TEXT SHOWN:
·····

Feature #16989
openSets: need ♥️
Description
I am opening a series of feature requests on Set
, all of them based on this usecase.
The main usecase I have in mind is my recent experience with RuboCop
. I noticed a big number of frozen arrays being used only to later call include?
on them. This is O(n)
instead of O(1)
.
Trying to convert them to Set
s causes major compatibility issues, as well as very frustrating situations and some cases that would make them much less efficient.
Because of these incompatibilities, RuboCop
is in the process of using a custom class based on Array
with optimized include?
and ===
. RuboCop
runs multiple checks on Ruby code. Those checks are called cops. RuboCop
performance is (IMO) pretty bad and some cops currently are in O(n^2)
where n is the size of the code being inspected. Even given these extremely inefficient cops, optimizing the 100+ such arrays (most of which are quite small btw) gave a 5% speed boost.
RuboCop PRs for reference: https://github.com/rubocop-hq/rubocop-ast/pull/29
https://github.com/rubocop-hq/rubocop/pull/8133
My experience tells me that there are many other opportunities to use Set
s that are missed because Set
s are not builtin, not known enough and have no shorthand notation.
In this issue I'd like to concentrate the discussion on the following request: Set
s should be core objects, in the same way that Complex
were not and are now. Some of the upcoming feature requests would be easier (or only possible) to implement were Set
s builtin.
Updated by marcandre (Marc-Andre Lafortune) over 4 years ago
- Related to Feature #16990: Sets: operators compatibility with Array added
Updated by marcandre (Marc-Andre Lafortune) over 4 years ago
- Related to Feature #16991: Sets: add Set#join added
Updated by marcandre (Marc-Andre Lafortune) over 4 years ago
- Related to Feature #16992: Sets: officially ordered added
Updated by marcandre (Marc-Andre Lafortune) over 4 years ago
- Related to Feature #16993: Sets: from hash keys using Hash#key_set added
Updated by marcandre (Marc-Andre Lafortune) over 4 years ago
- Related to Feature #16994: Sets: shorthand for frozen sets of symbols / strings added
Updated by marcandre (Marc-Andre Lafortune) over 4 years ago
- Related to Feature #16995: Sets: <=> should be specialized added
Updated by nobu (Nobuyoshi Nakada) over 4 years ago
- Status changed from Open to Assigned
- Assignee set to knu (Akinori MUSHA)

·····

STORED ROWS:

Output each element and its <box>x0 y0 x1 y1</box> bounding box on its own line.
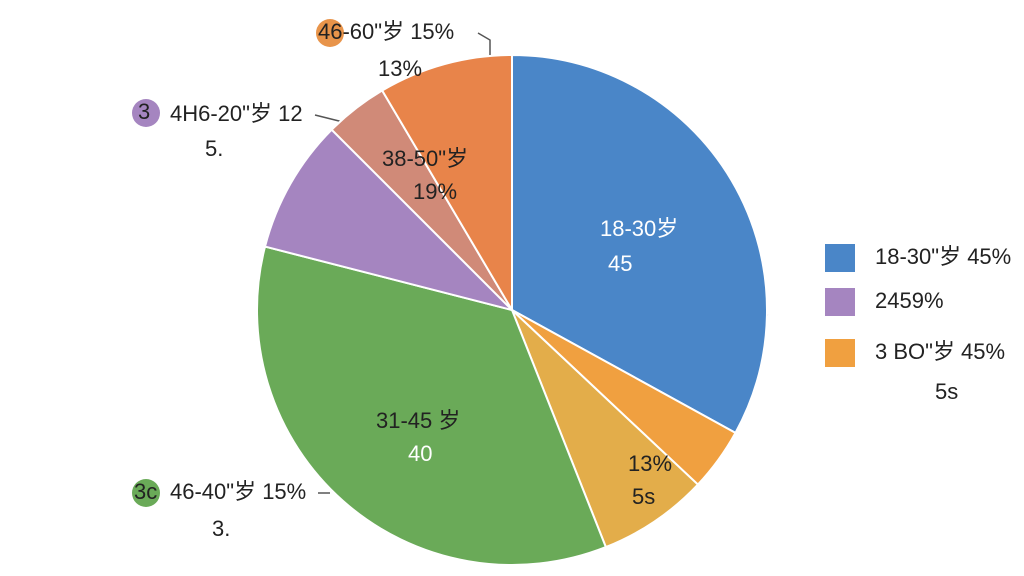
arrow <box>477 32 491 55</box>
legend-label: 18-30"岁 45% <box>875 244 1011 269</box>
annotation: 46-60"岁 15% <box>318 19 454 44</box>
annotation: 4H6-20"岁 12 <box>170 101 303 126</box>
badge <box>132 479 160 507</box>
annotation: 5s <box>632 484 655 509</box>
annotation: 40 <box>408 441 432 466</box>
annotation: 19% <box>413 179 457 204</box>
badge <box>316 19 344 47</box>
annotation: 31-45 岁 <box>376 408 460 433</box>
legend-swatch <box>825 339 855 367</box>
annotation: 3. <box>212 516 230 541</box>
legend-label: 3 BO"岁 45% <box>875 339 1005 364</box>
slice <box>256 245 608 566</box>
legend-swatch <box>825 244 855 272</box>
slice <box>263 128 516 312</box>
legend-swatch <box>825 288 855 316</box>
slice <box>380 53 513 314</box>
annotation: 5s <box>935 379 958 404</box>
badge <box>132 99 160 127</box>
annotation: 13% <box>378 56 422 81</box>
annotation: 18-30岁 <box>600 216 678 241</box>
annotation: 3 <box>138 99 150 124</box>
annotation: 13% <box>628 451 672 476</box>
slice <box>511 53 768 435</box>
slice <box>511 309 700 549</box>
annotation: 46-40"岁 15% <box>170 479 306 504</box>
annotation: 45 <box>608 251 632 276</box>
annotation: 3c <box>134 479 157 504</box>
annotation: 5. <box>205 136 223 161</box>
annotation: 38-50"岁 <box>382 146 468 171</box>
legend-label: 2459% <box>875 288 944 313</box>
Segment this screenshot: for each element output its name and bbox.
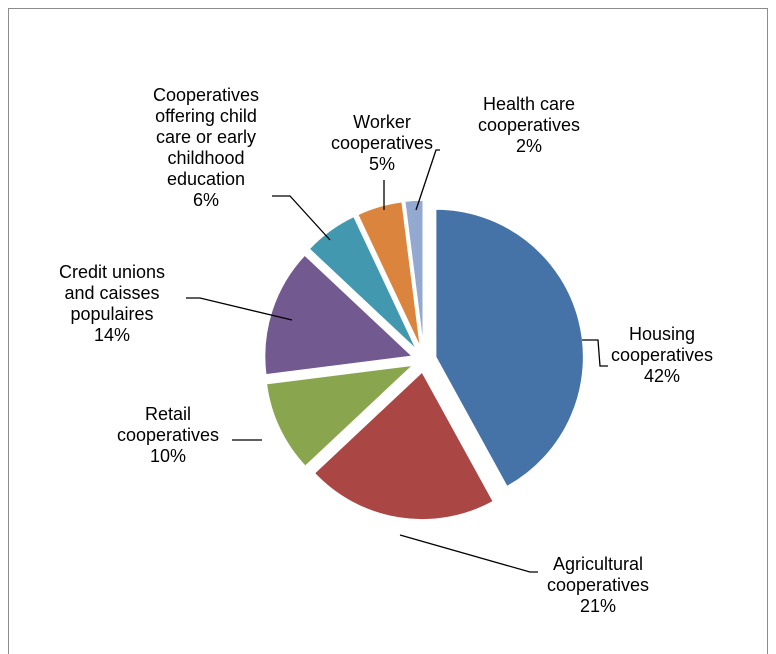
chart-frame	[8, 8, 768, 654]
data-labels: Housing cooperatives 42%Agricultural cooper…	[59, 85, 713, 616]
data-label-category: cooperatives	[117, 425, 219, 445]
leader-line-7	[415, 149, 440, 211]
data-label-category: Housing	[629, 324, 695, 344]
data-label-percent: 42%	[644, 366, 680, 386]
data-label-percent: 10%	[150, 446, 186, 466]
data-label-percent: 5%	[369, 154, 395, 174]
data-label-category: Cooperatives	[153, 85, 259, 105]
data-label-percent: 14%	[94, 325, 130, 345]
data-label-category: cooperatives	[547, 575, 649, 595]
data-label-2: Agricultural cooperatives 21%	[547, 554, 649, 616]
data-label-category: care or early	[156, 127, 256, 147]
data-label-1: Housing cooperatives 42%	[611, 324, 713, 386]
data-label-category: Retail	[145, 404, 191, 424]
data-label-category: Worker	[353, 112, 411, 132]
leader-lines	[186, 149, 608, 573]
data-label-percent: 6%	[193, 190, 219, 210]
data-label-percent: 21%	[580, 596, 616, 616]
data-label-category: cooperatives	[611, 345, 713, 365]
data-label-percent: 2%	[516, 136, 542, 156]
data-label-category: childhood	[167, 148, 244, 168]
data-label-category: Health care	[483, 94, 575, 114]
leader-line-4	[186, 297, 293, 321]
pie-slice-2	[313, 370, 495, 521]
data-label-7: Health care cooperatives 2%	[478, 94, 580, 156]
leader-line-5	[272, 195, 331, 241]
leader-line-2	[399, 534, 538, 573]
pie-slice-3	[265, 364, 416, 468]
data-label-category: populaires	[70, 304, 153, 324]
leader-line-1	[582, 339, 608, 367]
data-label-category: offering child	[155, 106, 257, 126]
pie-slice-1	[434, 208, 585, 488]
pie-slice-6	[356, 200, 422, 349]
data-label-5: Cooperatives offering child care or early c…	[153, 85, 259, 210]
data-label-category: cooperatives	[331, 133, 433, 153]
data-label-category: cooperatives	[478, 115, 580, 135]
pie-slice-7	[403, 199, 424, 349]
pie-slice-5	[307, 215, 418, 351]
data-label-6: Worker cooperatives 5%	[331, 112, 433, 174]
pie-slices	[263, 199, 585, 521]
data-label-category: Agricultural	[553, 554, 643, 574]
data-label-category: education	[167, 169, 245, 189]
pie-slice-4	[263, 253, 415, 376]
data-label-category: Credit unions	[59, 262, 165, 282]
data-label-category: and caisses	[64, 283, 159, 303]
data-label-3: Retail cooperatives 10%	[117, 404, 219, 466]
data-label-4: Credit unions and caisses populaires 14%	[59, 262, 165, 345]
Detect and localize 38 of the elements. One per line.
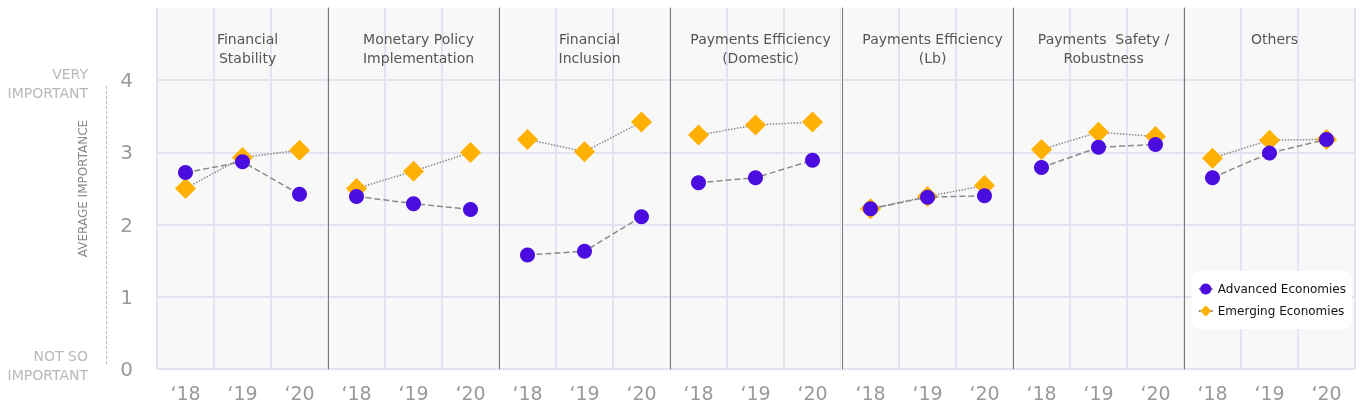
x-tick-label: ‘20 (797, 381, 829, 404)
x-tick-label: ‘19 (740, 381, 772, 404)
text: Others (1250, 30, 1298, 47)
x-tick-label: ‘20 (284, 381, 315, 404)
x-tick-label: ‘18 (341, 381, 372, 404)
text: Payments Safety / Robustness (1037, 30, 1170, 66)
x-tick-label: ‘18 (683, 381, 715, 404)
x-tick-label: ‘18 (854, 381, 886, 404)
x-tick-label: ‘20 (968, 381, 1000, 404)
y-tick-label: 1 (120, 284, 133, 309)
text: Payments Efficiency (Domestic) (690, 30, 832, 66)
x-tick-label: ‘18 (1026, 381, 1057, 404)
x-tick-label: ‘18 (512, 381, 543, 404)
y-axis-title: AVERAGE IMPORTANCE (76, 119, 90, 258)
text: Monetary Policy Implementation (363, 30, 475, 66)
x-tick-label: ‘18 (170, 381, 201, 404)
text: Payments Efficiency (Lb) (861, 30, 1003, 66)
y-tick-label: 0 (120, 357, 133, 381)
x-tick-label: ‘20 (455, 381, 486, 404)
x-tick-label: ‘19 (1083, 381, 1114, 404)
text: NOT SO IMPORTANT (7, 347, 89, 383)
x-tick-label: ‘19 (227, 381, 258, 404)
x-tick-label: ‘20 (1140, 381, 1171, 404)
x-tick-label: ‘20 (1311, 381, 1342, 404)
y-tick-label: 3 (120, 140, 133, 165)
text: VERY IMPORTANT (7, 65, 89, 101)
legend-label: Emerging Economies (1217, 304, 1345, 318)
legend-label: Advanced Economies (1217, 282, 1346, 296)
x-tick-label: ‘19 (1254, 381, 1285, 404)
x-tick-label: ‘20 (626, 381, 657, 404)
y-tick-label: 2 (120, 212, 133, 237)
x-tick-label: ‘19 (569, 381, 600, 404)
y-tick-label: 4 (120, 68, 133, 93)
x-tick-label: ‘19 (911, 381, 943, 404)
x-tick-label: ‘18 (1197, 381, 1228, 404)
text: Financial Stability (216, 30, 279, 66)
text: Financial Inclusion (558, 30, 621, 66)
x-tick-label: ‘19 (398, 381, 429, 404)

·····

WHAT YOU SHOULD DO: Please resume the Ruby issue thread on making Set a core class, picking up right after its last update.

RESULT:
Updated by mame (Yusuke Endoh) over 4 years ago
We discussed this issue at the last-month meeting.
https://github.com/ruby/dev-meeting-log/blob/master/DevelopersMeeting20200720Japan.md
matz: Positive to introduce Set into core. But we need to first introduce a set literal. { x, y, z } is good, but JavaScript uses it as another meanings, so it would bring confusion. I have no idea.
knu: As a set library maintainer, I'll first communicate, and try to solve the easy issues that can be sorted out in the library side.
Updated by marcandre (Marc-Andre Lafortune) over 4 years ago
That's great news.
Was there discussion for a frozen set literal of symbols / strings as I proposed in #16994? For sets that need to be mutable or containing different types of objects, I find the existing Set[...]
quite convenient.
Moreover, I would like to avoid having to add a magic comment # frozen_set_literals: true
...
Updated by Dan0042 (Daniel DeLorme) over 4 years ago
matz: Positive to introduce Set into core. But we need to first introduce a set literal. { x, y, z } is good, but JavaScript uses it as another meanings, so it would bring confusion.
I have to ask, is [lack of] similarity with javascript really a problem? Apparently Python uses { x, y, z }
(and set()
for an empty set). #5478 has a lot of discussion on Set literals but ultimately nothing beats the simplicity and obviousness of { x, y, z }
Updated by Eregon (Benoit Daloze) over 4 years ago
IMHO there is no need for a literal Set notation (which would anyway restrict the type of keys, etc).
Some of the upcoming feature requests would be easier (or only possible) to implement were Sets builtin.
@marcandre (Marc-Andre Lafortune) Which feature requests except having a literal notation (#16994) require Set to be builtin? I think only #16993.
I think we could make good progress here by addressing the other feature requests first.
Also moving Set to core makes might make it more complicated to backport to older Rubies.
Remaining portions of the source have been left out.